(Collected data entries)
----

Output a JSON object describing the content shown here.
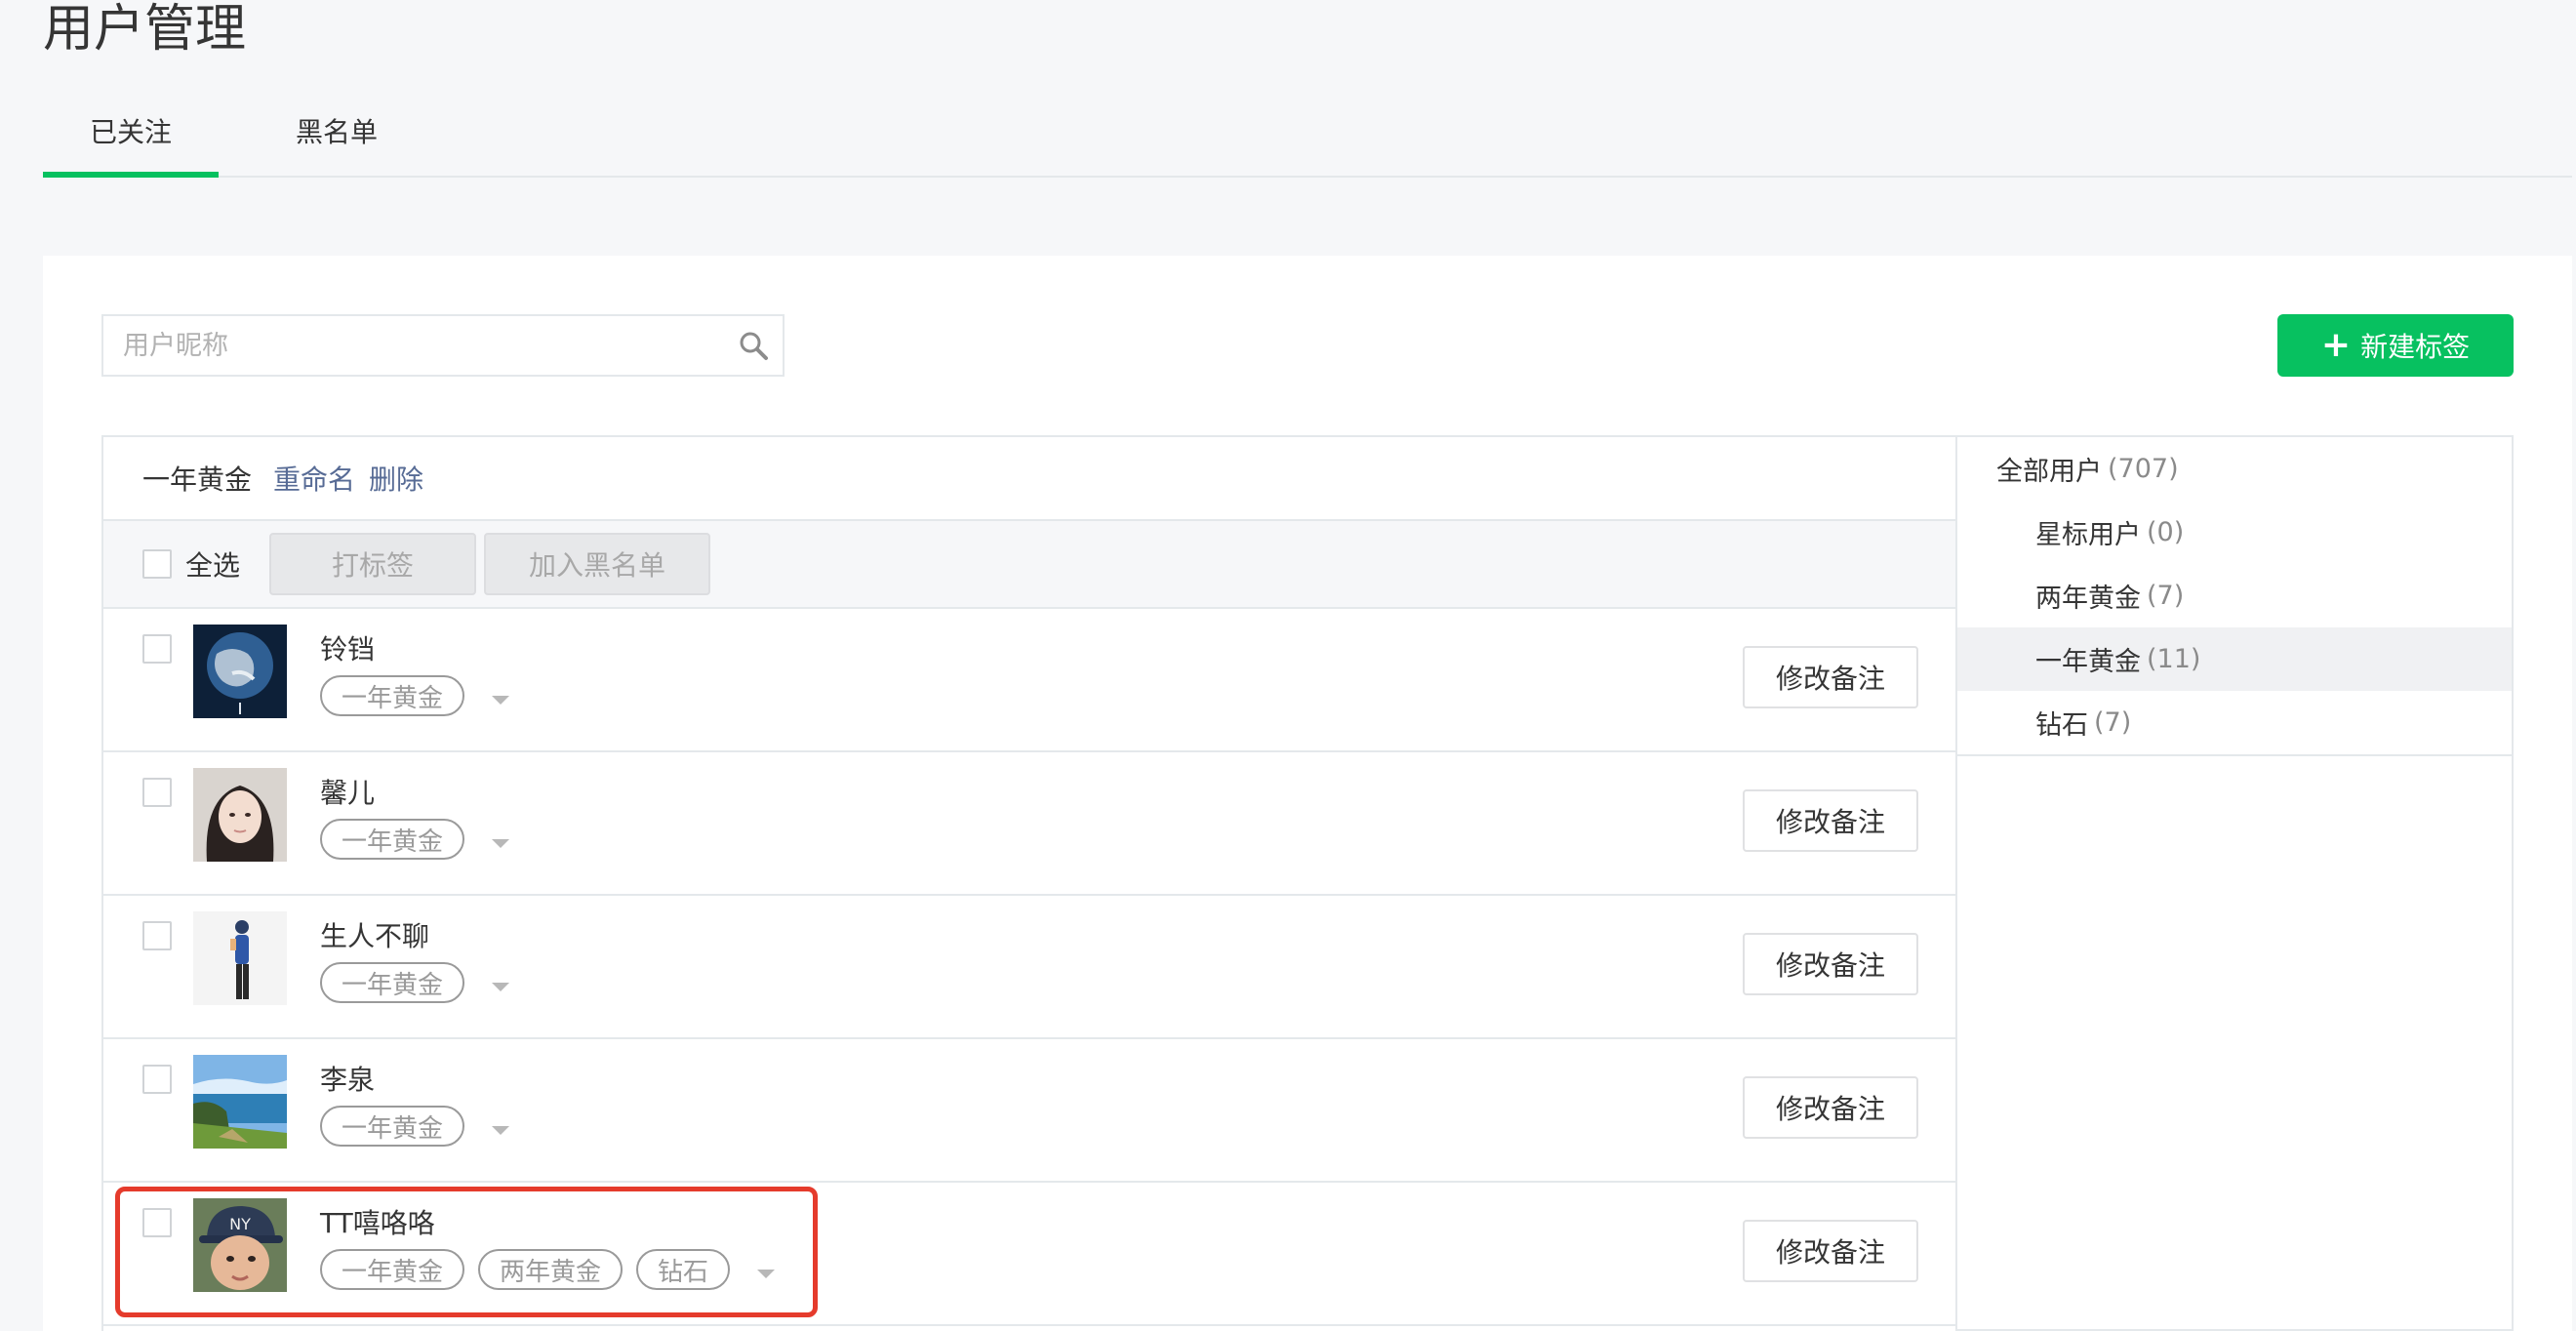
{
  "page": {
    "title": "用户管理"
  },
  "tabs": [
    {
      "label": "已关注",
      "active": true
    },
    {
      "label": "黑名单",
      "active": false
    }
  ],
  "search": {
    "placeholder": "用户昵称",
    "icon": "search-icon"
  },
  "new_tag_button": {
    "icon": "plus-icon",
    "label": "新建标签"
  },
  "group": {
    "name": "一年黄金",
    "rename_label": "重命名",
    "delete_label": "删除"
  },
  "toolbar": {
    "select_all_label": "全选",
    "tag_button": "打标签",
    "blacklist_button": "加入黑名单"
  },
  "users": [
    {
      "name": "铃铛",
      "tags": [
        "一年黄金"
      ],
      "remark_button": "修改备注"
    },
    {
      "name": "馨儿",
      "tags": [
        "一年黄金"
      ],
      "remark_button": "修改备注"
    },
    {
      "name": "生人不聊",
      "tags": [
        "一年黄金"
      ],
      "remark_button": "修改备注"
    },
    {
      "name": "李泉",
      "tags": [
        "一年黄金"
      ],
      "remark_button": "修改备注"
    },
    {
      "name": "TT嘻咯咯",
      "tags": [
        "一年黄金",
        "两年黄金",
        "钻石"
      ],
      "remark_button": "修改备注"
    }
  ],
  "sidebar": {
    "all": {
      "label": "全部用户",
      "count": "(707)"
    },
    "items": [
      {
        "label": "星标用户",
        "count": "(0)"
      },
      {
        "label": "两年黄金",
        "count": "(7)"
      },
      {
        "label": "一年黄金",
        "count": "(11)",
        "active": true
      },
      {
        "label": "钻石",
        "count": "(7)"
      }
    ]
  },
  "colors": {
    "accent": "#07c160",
    "link": "#576b95",
    "highlight": "#e53b2c"
  }
}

----

> **Set task**: Keep the pictures out of the copy and return the rest of the data above exactly.

> **Result of the exercise**:
Output a JSON object describing the content shown here.
{
  "page": {
    "title": "用户管理"
  },
  "tabs": [
    {
      "label": "已关注",
      "active": true
    },
    {
      "label": "黑名单",
      "active": false
    }
  ],
  "search": {
    "placeholder": "用户昵称",
    "icon": "search-icon"
  },
  "new_tag_button": {
    "icon": "plus-icon",
    "label": "新建标签"
  },
  "group": {
    "name": "一年黄金",
    "rename_label": "重命名",
    "delete_label": "删除"
  },
  "toolbar": {
    "select_all_label": "全选",
    "tag_button": "打标签",
    "blacklist_button": "加入黑名单"
  },
  "users": [
    {
      "name": "铃铛",
      "tags": [
        "一年黄金"
      ],
      "remark_button": "修改备注"
    },
    {
      "name": "馨儿",
      "tags": [
        "一年黄金"
      ],
      "remark_button": "修改备注"
    },
    {
      "name": "生人不聊",
      "tags": [
        "一年黄金"
      ],
      "remark_button": "修改备注"
    },
    {
      "name": "李泉",
      "tags": [
        "一年黄金"
      ],
      "remark_button": "修改备注"
    },
    {
      "name": "TT嘻咯咯",
      "tags": [
        "一年黄金",
        "两年黄金",
        "钻石"
      ],
      "remark_button": "修改备注"
    }
  ],
  "sidebar": {
    "all": {
      "label": "全部用户",
      "count": "(707)"
    },
    "items": [
      {
        "label": "星标用户",
        "count": "(0)"
      },
      {
        "label": "两年黄金",
        "count": "(7)"
      },
      {
        "label": "一年黄金",
        "count": "(11)",
        "active": true
      },
      {
        "label": "钻石",
        "count": "(7)"
      }
    ]
  },
  "colors": {
    "accent": "#07c160",
    "link": "#576b95",
    "highlight": "#e53b2c"
  }
}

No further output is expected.